DATA FOR THE TASK -

● ● ●

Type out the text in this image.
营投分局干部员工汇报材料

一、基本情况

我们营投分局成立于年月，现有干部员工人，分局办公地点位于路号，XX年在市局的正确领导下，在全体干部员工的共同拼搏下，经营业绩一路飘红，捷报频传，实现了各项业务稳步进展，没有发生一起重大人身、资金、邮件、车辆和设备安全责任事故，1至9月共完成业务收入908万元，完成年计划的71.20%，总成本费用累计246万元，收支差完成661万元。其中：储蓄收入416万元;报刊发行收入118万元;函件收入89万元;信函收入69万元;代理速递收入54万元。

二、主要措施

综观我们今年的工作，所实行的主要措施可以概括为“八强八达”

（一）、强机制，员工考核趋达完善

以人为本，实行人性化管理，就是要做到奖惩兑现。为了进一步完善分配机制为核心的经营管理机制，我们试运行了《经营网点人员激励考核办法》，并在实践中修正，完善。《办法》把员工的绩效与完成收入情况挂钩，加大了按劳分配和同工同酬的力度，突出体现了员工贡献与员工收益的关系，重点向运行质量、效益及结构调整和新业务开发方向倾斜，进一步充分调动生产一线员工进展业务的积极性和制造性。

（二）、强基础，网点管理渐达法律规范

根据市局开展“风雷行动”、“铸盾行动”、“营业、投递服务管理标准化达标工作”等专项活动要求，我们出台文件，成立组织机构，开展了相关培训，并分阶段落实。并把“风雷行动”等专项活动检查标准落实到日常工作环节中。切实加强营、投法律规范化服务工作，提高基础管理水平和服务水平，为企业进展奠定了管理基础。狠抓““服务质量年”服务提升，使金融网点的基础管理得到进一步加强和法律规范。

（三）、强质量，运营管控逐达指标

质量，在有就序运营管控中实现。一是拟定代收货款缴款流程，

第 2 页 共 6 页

● ● ●

EXERCISE INSTRUCTIONS - Copy all data exactly, start to finish.

WRITTEN SOLUTION -
Type out the text in this image.
营投分局干部员工汇报材料

一、基本情况

我们营投分局成立于年月，现有干部员工人，分局办公地点位于路号，XX年在市局的正确领导下，在全体干部员工的共同拼搏下，经营业绩一路飘红，捷报频传，实现了各项业务稳步进展，没有发生一起重大人身、资金、邮件、车辆和设备安全责任事故，1至9月共完成业务收入908万元，完成年计划的71.20%，总成本费用累计246万元，收支差完成661万元。其中：储蓄收入416万元;报刊发行收入118万元;函件收入89万元;信函收入69万元;代理速递收入54万元。

二、主要措施

综观我们今年的工作，所实行的主要措施可以概括为“八强八达”

（一）、强机制，员工考核趋达完善

以人为本，实行人性化管理，就是要做到奖惩兑现。为了进一步完善分配机制为核心的经营管理机制，我们试运行了《经营网点人员激励考核办法》，并在实践中修正，完善。《办法》把员工的绩效与完成收入情况挂钩，加大了按劳分配和同工同酬的力度，突出体现了员工贡献与员工收益的关系，重点向运行质量、效益及结构调整和新业务开发方向倾斜，进一步充分调动生产一线员工进展业务的积极性和制造性。

（二）、强基础，网点管理渐达法律规范

根据市局开展“风雷行动”、“铸盾行动”、“营业、投递服务管理标准化达标工作”等专项活动要求，我们出台文件，成立组织机构，开展了相关培训，并分阶段落实。并把“风雷行动”等专项活动检查标准落实到日常工作环节中。切实加强营、投法律规范化服务工作，提高基础管理水平和服务水平，为企业进展奠定了管理基础。狠抓““服务质量年”服务提升，使金融网点的基础管理得到进一步加强和法律规范。

（三）、强质量，运营管控逐达指标

质量，在有就序运营管控中实现。一是拟定代收货款缴款流程，

第 2 页 共 6 页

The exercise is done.